--- START Entries supplied ---

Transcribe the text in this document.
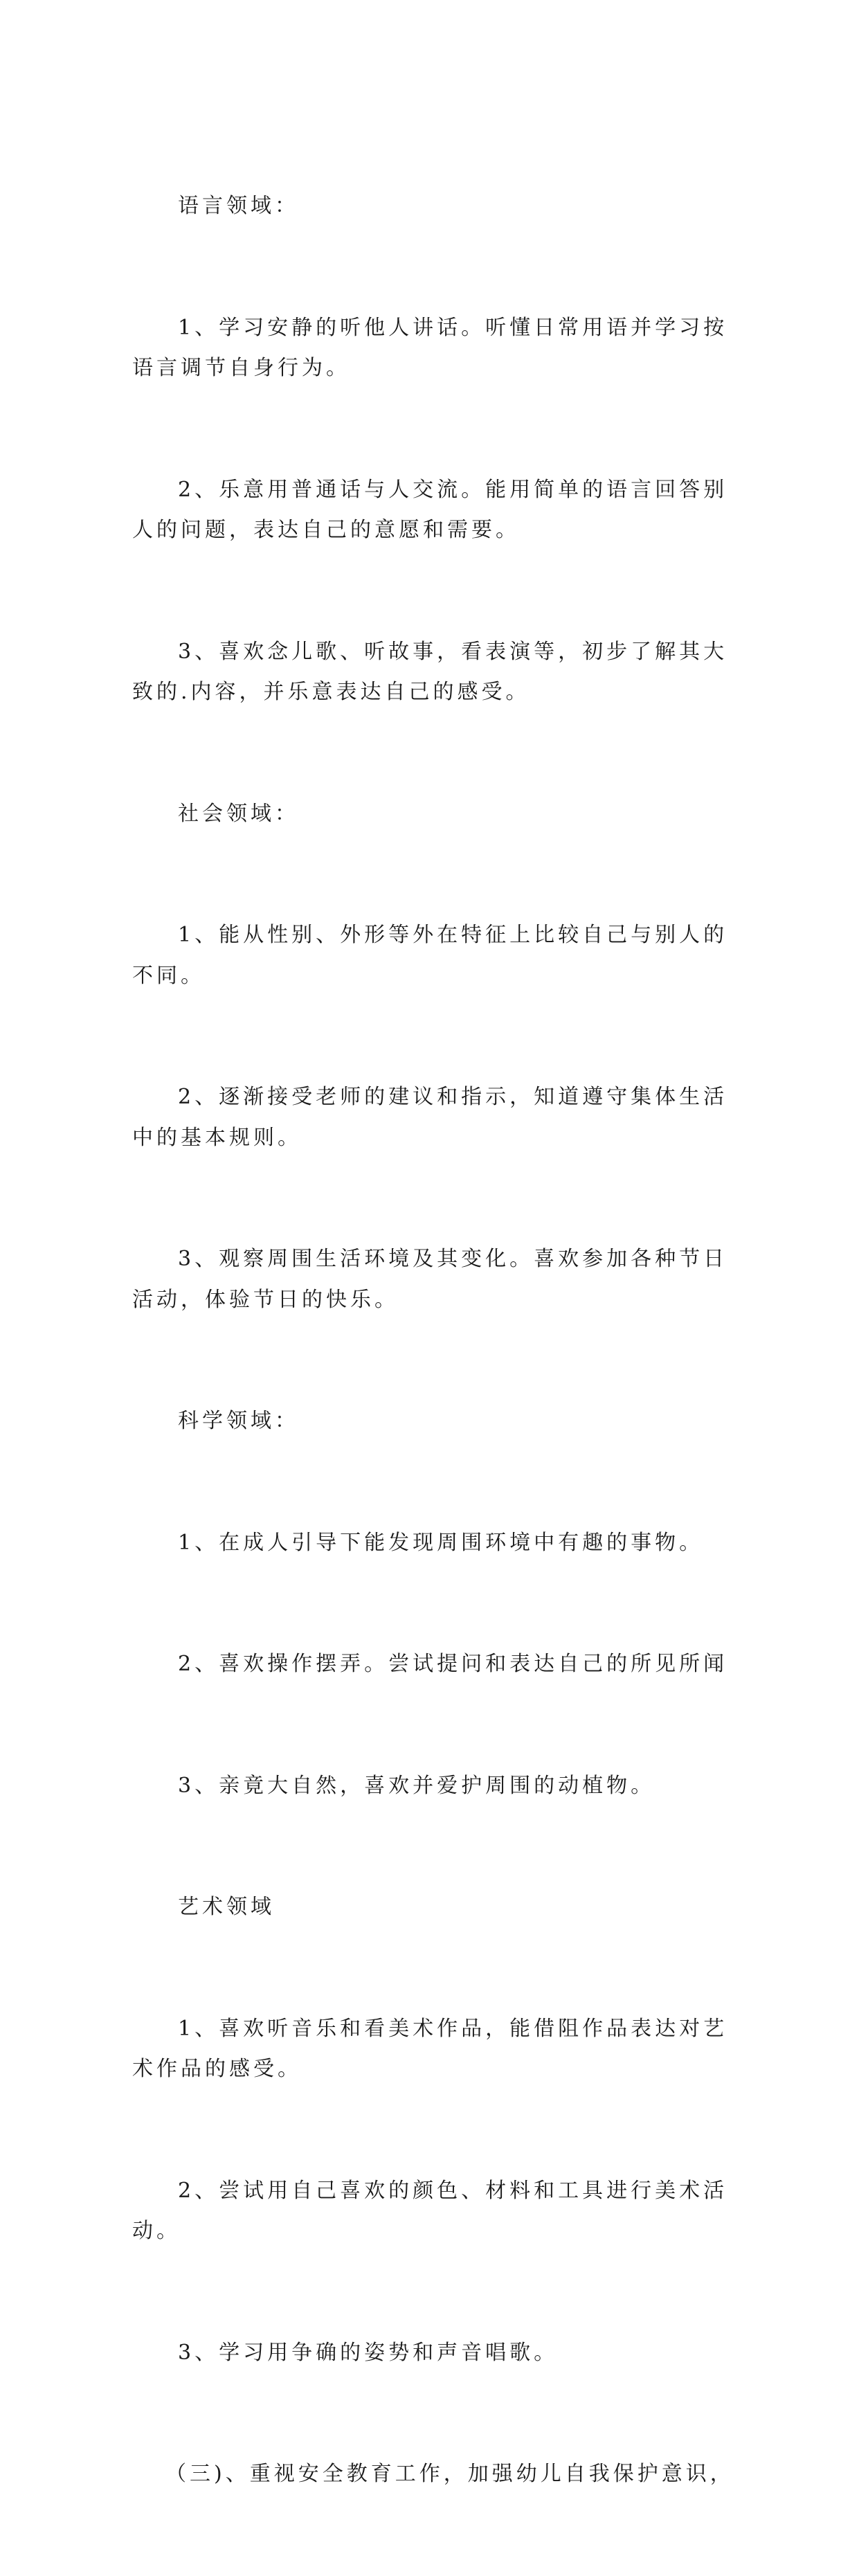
语言领域：

1、学习安静的听他人讲话。听懂日常用语并学习按语言调节自身行为。

2、乐意用普通话与人交流。能用简单的语言回答别人的问题，表达自己的意愿和需要。

3、喜欢念儿歌、听故事，看表演等，初步了解其大致的.内容，并乐意表达自己的感受。

社会领域：

1、能从性别、外形等外在特征上比较自己与别人的不同。

2、逐渐接受老师的建议和指示，知道遵守集体生活中的基本规则。

3、观察周围生活环境及其变化。喜欢参加各种节日活动，体验节日的快乐。

科学领域：

1、在成人引导下能发现周围环境中有趣的事物。

2、喜欢操作摆弄。尝试提问和表达自己的所见所闻

3、亲竟大自然，喜欢并爱护周围的动植物。

艺术领域

1、喜欢听音乐和看美术作品，能借阻作品表达对艺术作品的感受。

2、尝试用自己喜欢的颜色、材料和工具进行美术活动。

3、学习用争确的姿势和声音唱歌。

（三)、重视安全教育工作，加强幼儿自我保护意识，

--- END Entries supplied ---

◆ **Exercise goal**: Transcribe the entries above verbatim, omitting their pictures.

◆ **Response to the exercise**:
Transcribe the text in this document.
语言领域：

1、学习安静的听他人讲话。听懂日常用语并学习按语言调节自身行为。

2、乐意用普通话与人交流。能用简单的语言回答别人的问题，表达自己的意愿和需要。

3、喜欢念儿歌、听故事，看表演等，初步了解其大致的.内容，并乐意表达自己的感受。

社会领域：

1、能从性别、外形等外在特征上比较自己与别人的不同。

2、逐渐接受老师的建议和指示，知道遵守集体生活中的基本规则。

3、观察周围生活环境及其变化。喜欢参加各种节日活动，体验节日的快乐。

科学领域：

1、在成人引导下能发现周围环境中有趣的事物。

2、喜欢操作摆弄。尝试提问和表达自己的所见所闻

3、亲竟大自然，喜欢并爱护周围的动植物。

艺术领域

1、喜欢听音乐和看美术作品，能借阻作品表达对艺术作品的感受。

2、尝试用自己喜欢的颜色、材料和工具进行美术活动。

3、学习用争确的姿势和声音唱歌。

（三)、重视安全教育工作，加强幼儿自我保护意识，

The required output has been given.